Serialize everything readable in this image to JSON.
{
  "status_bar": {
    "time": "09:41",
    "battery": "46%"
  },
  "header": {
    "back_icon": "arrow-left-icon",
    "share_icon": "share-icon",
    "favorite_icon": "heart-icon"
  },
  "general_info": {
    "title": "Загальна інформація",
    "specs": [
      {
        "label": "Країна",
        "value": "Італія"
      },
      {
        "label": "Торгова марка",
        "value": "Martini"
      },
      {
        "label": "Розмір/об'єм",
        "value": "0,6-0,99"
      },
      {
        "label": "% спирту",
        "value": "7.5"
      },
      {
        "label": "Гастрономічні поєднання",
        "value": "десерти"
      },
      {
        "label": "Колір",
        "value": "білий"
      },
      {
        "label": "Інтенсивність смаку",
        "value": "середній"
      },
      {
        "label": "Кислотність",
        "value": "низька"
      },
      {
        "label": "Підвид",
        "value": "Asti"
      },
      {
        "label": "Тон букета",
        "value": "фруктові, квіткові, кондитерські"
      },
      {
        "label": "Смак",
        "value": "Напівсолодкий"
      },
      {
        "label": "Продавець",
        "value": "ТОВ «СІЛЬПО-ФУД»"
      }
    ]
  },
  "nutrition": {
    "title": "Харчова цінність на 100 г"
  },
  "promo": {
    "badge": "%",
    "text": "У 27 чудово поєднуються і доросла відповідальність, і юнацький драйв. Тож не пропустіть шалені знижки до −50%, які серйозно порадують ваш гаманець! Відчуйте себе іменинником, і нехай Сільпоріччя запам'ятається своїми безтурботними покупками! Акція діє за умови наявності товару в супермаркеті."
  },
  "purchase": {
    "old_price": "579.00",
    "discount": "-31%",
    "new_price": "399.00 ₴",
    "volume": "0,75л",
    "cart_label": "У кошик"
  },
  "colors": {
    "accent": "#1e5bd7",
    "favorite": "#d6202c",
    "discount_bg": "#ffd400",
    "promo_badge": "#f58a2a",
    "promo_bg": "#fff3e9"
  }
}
============
# AIM:
Go through the listing above and return every line where the word "icon" occurs.

# SOLUTION FOR THIS EXERCISE:
    "back_icon": "arrow-left-icon",
    "share_icon": "share-icon",
    "favorite_icon": "heart-icon"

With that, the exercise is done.